• **Written task**: Restate the whole of the material. Keep every word, and drop the pictures.

-------- Given records

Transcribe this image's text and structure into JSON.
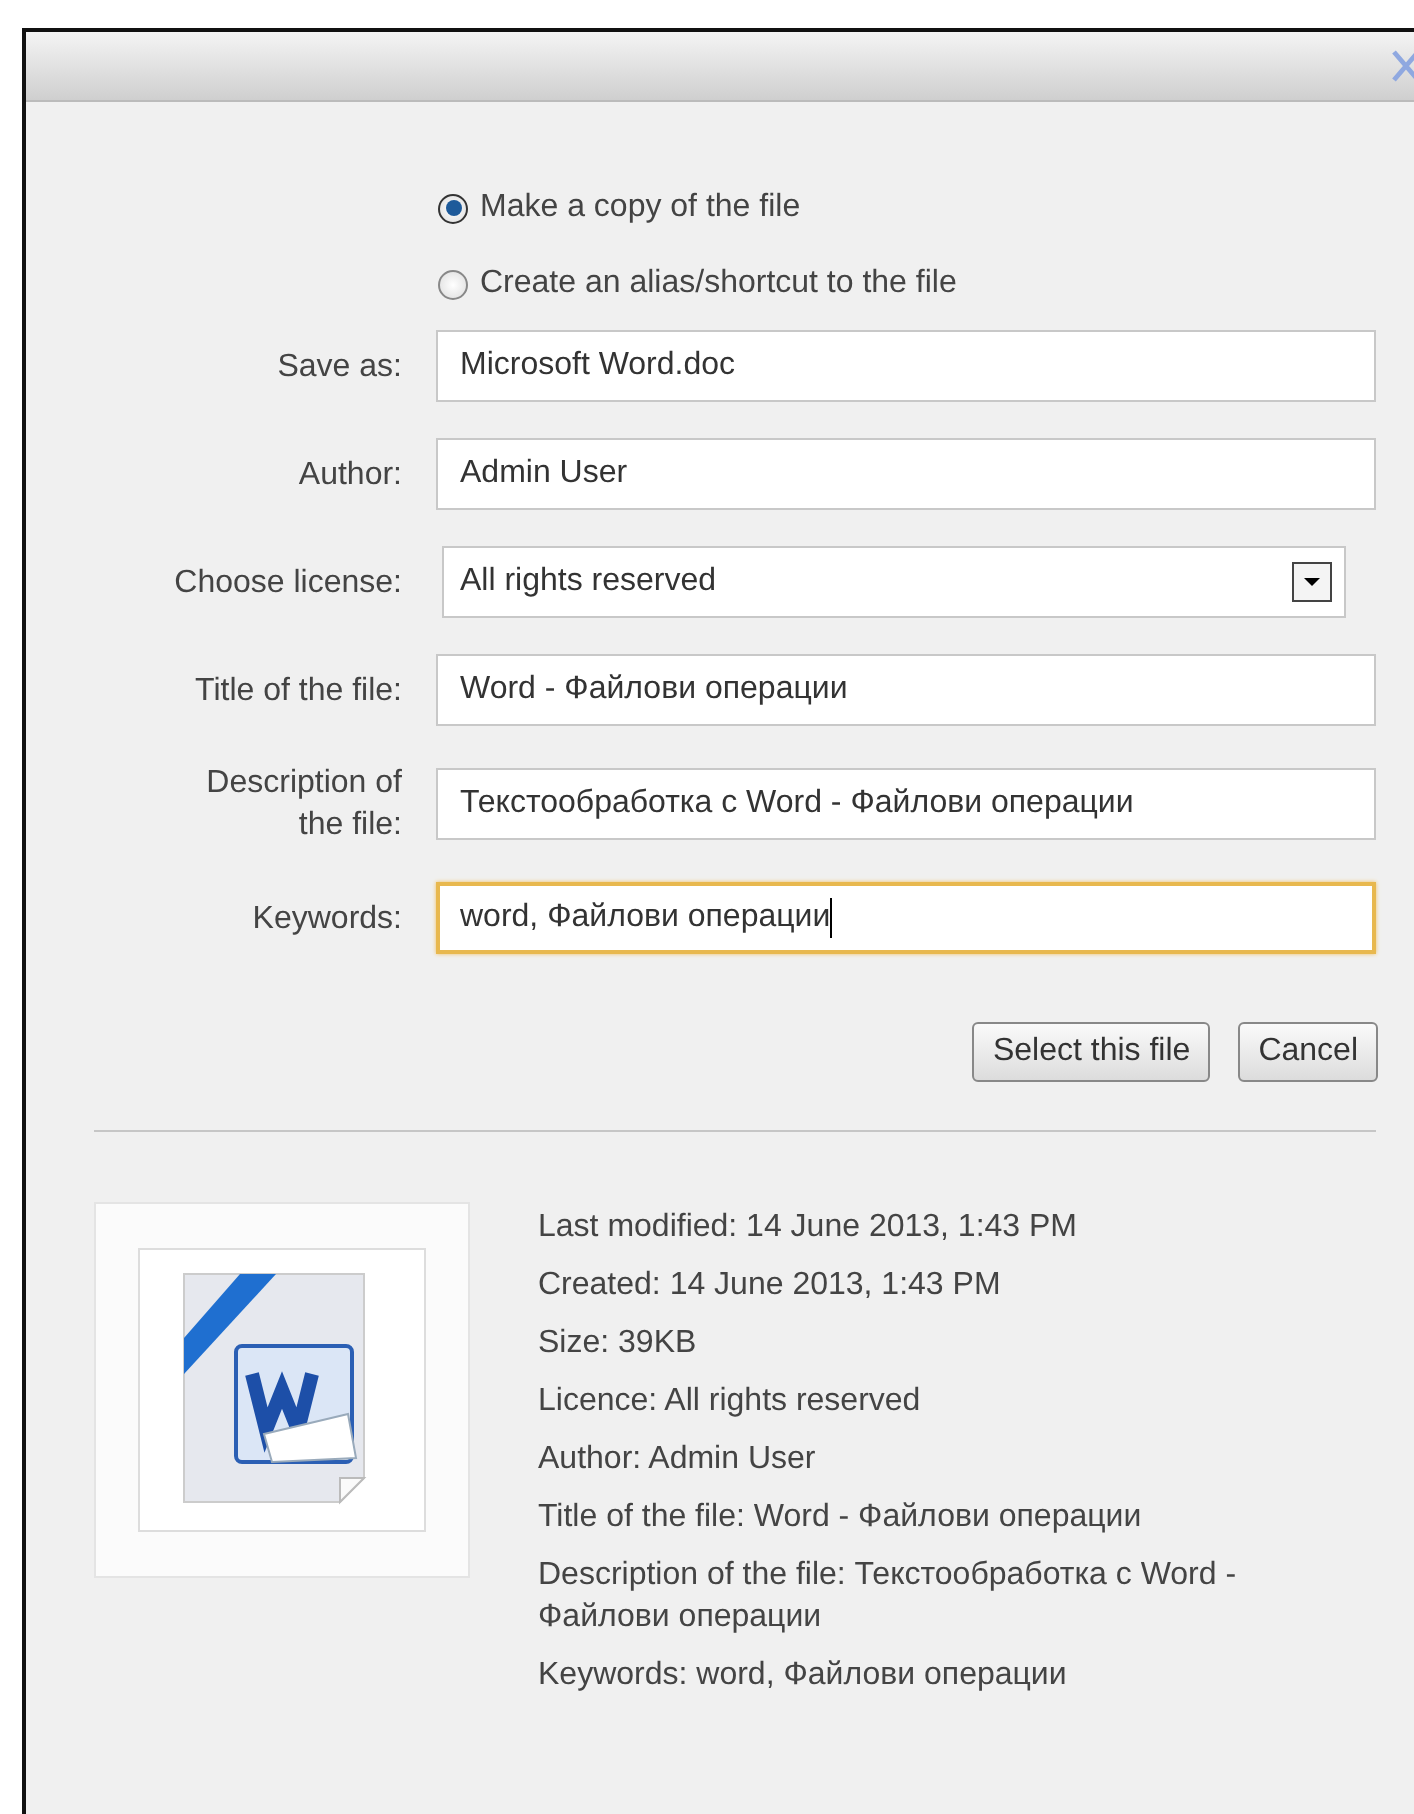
{
  "options": [
    {
      "label": "Make a copy of the file",
      "selected": true
    },
    {
      "label": "Create an alias/shortcut to the file",
      "selected": false
    }
  ],
  "fields": [
    {
      "kind": "text",
      "label": "Save as:",
      "value": "Microsoft Word.doc",
      "focused": false
    },
    {
      "kind": "text",
      "label": "Author:",
      "value": "Admin User",
      "focused": false
    },
    {
      "kind": "select",
      "label": "Choose license:",
      "value": "All rights reserved"
    },
    {
      "kind": "text",
      "label": "Title of the file:",
      "value": "Word - Файлови операции",
      "focused": false
    },
    {
      "kind": "text",
      "label": "Description of the file:",
      "value": "Текстообработка с Word - Файлови операции",
      "focused": false
    },
    {
      "kind": "text",
      "label": "Keywords:",
      "value": "word, Файлови операции",
      "focused": true
    }
  ],
  "buttons": [
    "Select this file",
    "Cancel"
  ],
  "details": [
    "Last modified: 14 June 2013, 1:43 PM",
    "Created: 14 June 2013, 1:43 PM",
    "Size: 39KB",
    "Licence: All rights reserved",
    "Author: Admin User",
    "Title of the file: Word - Файлови операции",
    "Description of the file: Текстообработка с Word - Файлови операции",
    "Keywords: word, Файлови операции"
  ]
}
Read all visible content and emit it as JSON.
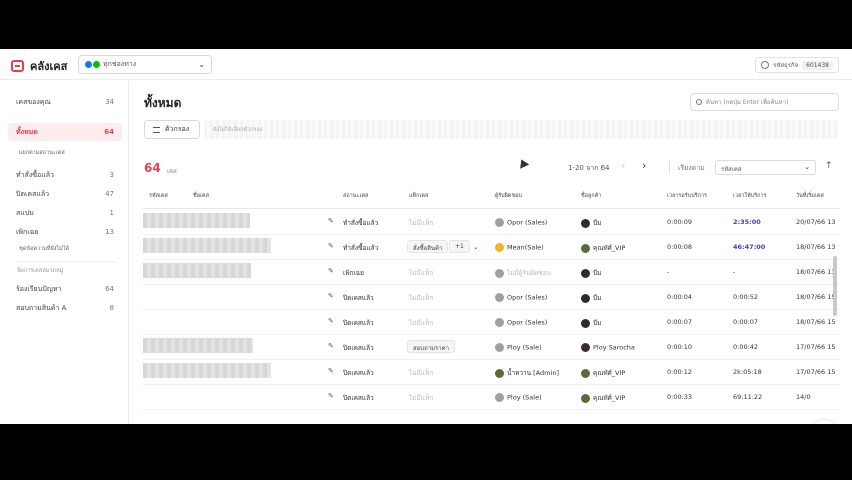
{
  "app": {
    "title": "คลังเคส"
  },
  "channel": {
    "label": "ทุกช่องทาง",
    "colors": [
      "#1877f2",
      "#00c300"
    ]
  },
  "business_code": {
    "label": "รหัสธุรกิจ",
    "value": "601438"
  },
  "sidebar": {
    "items": [
      {
        "label": "เคสของคุณ",
        "count": "34"
      },
      {
        "label": "ทั้งหมด",
        "count": "64"
      },
      {
        "label": "ทำสั่งซื้อแล้ว",
        "count": "3"
      },
      {
        "label": "ปิดเคสแล้ว",
        "count": "47"
      },
      {
        "label": "สแปม",
        "count": "1"
      },
      {
        "label": "เพิกเฉย",
        "count": "13"
      },
      {
        "label": "ร้องเรียนปัญหา",
        "count": "64"
      },
      {
        "label": "สอบถามสินค้า A",
        "count": "8"
      }
    ],
    "sub_all": "แยกตามสถานะเคส",
    "sub_dirty": "ชุดข้อความที่ยังไม่ได้",
    "group_label": "จัดการเคสหมวดหมู่"
  },
  "main": {
    "title": "ทั้งหมด",
    "search_placeholder": "ค้นหา (กดปุ่ม Enter เพื่อค้นหา)",
    "filter_label": "ตัวกรอง",
    "filter_hint": "ยังไม่ได้เลือกตัวกรอง",
    "total_count": "64",
    "total_unit": "เคส",
    "pager_text": "1-20 จาก 64",
    "sort_label": "เรียงตาม",
    "sort_value": "รหัสเคส",
    "accent": "#e0424f"
  },
  "table": {
    "headers": [
      "รหัสเคส",
      "ชื่อเคส",
      "สถานะเคส",
      "แท็กเคส",
      "ผู้รับผิดชอบ",
      "ชื่อลูกค้า",
      "เวลารอรับบริการ",
      "เวลาให้บริการ",
      "วันที่เริ่มเคส"
    ],
    "rows": [
      {
        "status": "ทำสั่งซื้อแล้ว",
        "tag": "ไม่มีแท็ก",
        "tag_faded": true,
        "agent": "Opor (Sales)",
        "agent_av": "sales",
        "customer": "บีม",
        "cust_av": "man",
        "wait": "0:00:09",
        "service": "2:35:00",
        "service_highlight": true,
        "date": "20/07/66 13"
      },
      {
        "status": "ทำสั่งซื้อแล้ว",
        "tag": "สั่งซื้อสินค้า",
        "tag_extra": "+1",
        "agent": "Mean(Sale)",
        "agent_av": "mean",
        "customer": "คุณทัศ์_VIP",
        "cust_av": "vip",
        "wait": "0:00:08",
        "service": "46:47:00",
        "service_highlight": true,
        "date": "18/07/66 13"
      },
      {
        "status": "เพิกเฉย",
        "tag": "ไม่มีแท็ก",
        "tag_faded": true,
        "agent": "ไม่มีผู้รับผิดชอบ",
        "agent_faded": true,
        "agent_av": "sales",
        "customer": "บีม",
        "cust_av": "man",
        "wait": "-",
        "service": "-",
        "date": "18/07/66 13"
      },
      {
        "status": "ปิดเคสแล้ว",
        "tag": "ไม่มีแท็ก",
        "tag_faded": true,
        "agent": "Opor (Sales)",
        "agent_av": "sales",
        "customer": "บีม",
        "cust_av": "man",
        "wait": "0:00:04",
        "service": "0:00:52",
        "date": "18/07/66 15"
      },
      {
        "status": "ปิดเคสแล้ว",
        "tag": "ไม่มีแท็ก",
        "tag_faded": true,
        "agent": "Opor (Sales)",
        "agent_av": "sales",
        "customer": "บีม",
        "cust_av": "man",
        "wait": "0:00:07",
        "service": "0:00:07",
        "date": "18/07/66 15"
      },
      {
        "status": "ปิดเคสแล้ว",
        "tag": "สอบถามราคา",
        "agent": "Ploy (Sale)",
        "agent_av": "sales",
        "customer": "Ploy Sarocha",
        "cust_av": "ploy",
        "wait": "0:00:10",
        "service": "0:00:42",
        "date": "17/07/66 15"
      },
      {
        "status": "ปิดเคสแล้ว",
        "tag": "ไม่มีแท็ก",
        "tag_faded": true,
        "agent": "น้ำหวาน [Admin]",
        "agent_av": "vip",
        "customer": "คุณทัศ์_VIP",
        "cust_av": "vip",
        "wait": "0:00:12",
        "service": "2k:05:18",
        "date": "17/07/66 15"
      },
      {
        "status": "ปิดเคสแล้ว",
        "tag": "ไม่มีแท็ก",
        "tag_faded": true,
        "agent": "Ploy (Sale)",
        "agent_av": "sales",
        "customer": "คุณทัศ์_VIP",
        "cust_av": "vip",
        "wait": "0:00:33",
        "service": "69:11:22",
        "date": "14/0"
      }
    ]
  }
}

----------------

• **Task result**:
Transcribe this image's text and structure into JSON.
{
  "options": [
    {
      "label": "Make a copy of the file",
      "selected": true
    },
    {
      "label": "Create an alias/shortcut to the file",
      "selected": false
    }
  ],
  "fields": [
    {
      "kind": "text",
      "label": "Save as:",
      "value": "Microsoft Word.doc",
      "focused": false
    },
    {
      "kind": "text",
      "label": "Author:",
      "value": "Admin User",
      "focused": false
    },
    {
      "kind": "select",
      "label": "Choose license:",
      "value": "All rights reserved"
    },
    {
      "kind": "text",
      "label": "Title of the file:",
      "value": "Word - Файлови операции",
      "focused": false
    },
    {
      "kind": "text",
      "label": "Description of the file:",
      "value": "Текстообработка с Word - Файлови операции",
      "focused": false
    },
    {
      "kind": "text",
      "label": "Keywords:",
      "value": "word, Файлови операции",
      "focused": true
    }
  ],
  "buttons": [
    "Select this file",
    "Cancel"
  ],
  "details": [
    "Last modified: 14 June 2013, 1:43 PM",
    "Created: 14 June 2013, 1:43 PM",
    "Size: 39KB",
    "Licence: All rights reserved",
    "Author: Admin User",
    "Title of the file: Word - Файлови операции",
    "Description of the file: Текстообработка с Word - Файлови операции",
    "Keywords: word, Файлови операции"
  ]
}
Read all visible content and emit it as JSON.
{
  "app": {
    "title": "คลังเคส"
  },
  "channel": {
    "label": "ทุกช่องทาง",
    "colors": [
      "#1877f2",
      "#00c300"
    ]
  },
  "business_code": {
    "label": "รหัสธุรกิจ",
    "value": "601438"
  },
  "sidebar": {
    "items": [
      {
        "label": "เคสของคุณ",
        "count": "34"
      },
      {
        "label": "ทั้งหมด",
        "count": "64"
      },
      {
        "label": "ทำสั่งซื้อแล้ว",
        "count": "3"
      },
      {
        "label": "ปิดเคสแล้ว",
        "count": "47"
      },
      {
        "label": "สแปม",
        "count": "1"
      },
      {
        "label": "เพิกเฉย",
        "count": "13"
      },
      {
        "label": "ร้องเรียนปัญหา",
        "count": "64"
      },
      {
        "label": "สอบถามสินค้า A",
        "count": "8"
      }
    ],
    "sub_all": "แยกตามสถานะเคส",
    "sub_dirty": "ชุดข้อความที่ยังไม่ได้",
    "group_label": "จัดการเคสหมวดหมู่"
  },
  "main": {
    "title": "ทั้งหมด",
    "search_placeholder": "ค้นหา (กดปุ่ม Enter เพื่อค้นหา)",
    "filter_label": "ตัวกรอง",
    "filter_hint": "ยังไม่ได้เลือกตัวกรอง",
    "total_count": "64",
    "total_unit": "เคส",
    "pager_text": "1-20 จาก 64",
    "sort_label": "เรียงตาม",
    "sort_value": "รหัสเคส",
    "accent": "#e0424f"
  },
  "table": {
    "headers": [
      "รหัสเคส",
      "ชื่อเคส",
      "สถานะเคส",
      "แท็กเคส",
      "ผู้รับผิดชอบ",
      "ชื่อลูกค้า",
      "เวลารอรับบริการ",
      "เวลาให้บริการ",
      "วันที่เริ่มเคส"
    ],
    "rows": [
      {
        "status": "ทำสั่งซื้อแล้ว",
        "tag": "ไม่มีแท็ก",
        "tag_faded": true,
        "agent": "Opor (Sales)",
        "agent_av": "sales",
        "customer": "บีม",
        "cust_av": "man",
        "wait": "0:00:09",
        "service": "2:35:00",
        "service_highlight": true,
        "date": "20/07/66 13"
      },
      {
        "status": "ทำสั่งซื้อแล้ว",
        "tag": "สั่งซื้อสินค้า",
        "tag_extra": "+1",
        "agent": "Mean(Sale)",
        "agent_av": "mean",
        "customer": "คุณทัศ์_VIP",
        "cust_av": "vip",
        "wait": "0:00:08",
        "service": "46:47:00",
        "service_highlight": true,
        "date": "18/07/66 13"
      },
      {
        "status": "เพิกเฉย",
        "tag": "ไม่มีแท็ก",
        "tag_faded": true,
        "agent": "ไม่มีผู้รับผิดชอบ",
        "agent_faded": true,
        "agent_av": "sales",
        "customer": "บีม",
        "cust_av": "man",
        "wait": "-",
        "service": "-",
        "date": "18/07/66 13"
      },
      {
        "status": "ปิดเคสแล้ว",
        "tag": "ไม่มีแท็ก",
        "tag_faded": true,
        "agent": "Opor (Sales)",
        "agent_av": "sales",
        "customer": "บีม",
        "cust_av": "man",
        "wait": "0:00:04",
        "service": "0:00:52",
        "date": "18/07/66 15"
      },
      {
        "status": "ปิดเคสแล้ว",
        "tag": "ไม่มีแท็ก",
        "tag_faded": true,
        "agent": "Opor (Sales)",
        "agent_av": "sales",
        "customer": "บีม",
        "cust_av": "man",
        "wait": "0:00:07",
        "service": "0:00:07",
        "date": "18/07/66 15"
      },
      {
        "status": "ปิดเคสแล้ว",
        "tag": "สอบถามราคา",
        "agent": "Ploy (Sale)",
        "agent_av": "sales",
        "customer": "Ploy Sarocha",
        "cust_av": "ploy",
        "wait": "0:00:10",
        "service": "0:00:42",
        "date": "17/07/66 15"
      },
      {
        "status": "ปิดเคสแล้ว",
        "tag": "ไม่มีแท็ก",
        "tag_faded": true,
        "agent": "น้ำหวาน [Admin]",
        "agent_av": "vip",
        "customer": "คุณทัศ์_VIP",
        "cust_av": "vip",
        "wait": "0:00:12",
        "service": "2k:05:18",
        "date": "17/07/66 15"
      },
      {
        "status": "ปิดเคสแล้ว",
        "tag": "ไม่มีแท็ก",
        "tag_faded": true,
        "agent": "Ploy (Sale)",
        "agent_av": "sales",
        "customer": "คุณทัศ์_VIP",
        "cust_av": "vip",
        "wait": "0:00:33",
        "service": "69:11:22",
        "date": "14/0"
      }
    ]
  }
}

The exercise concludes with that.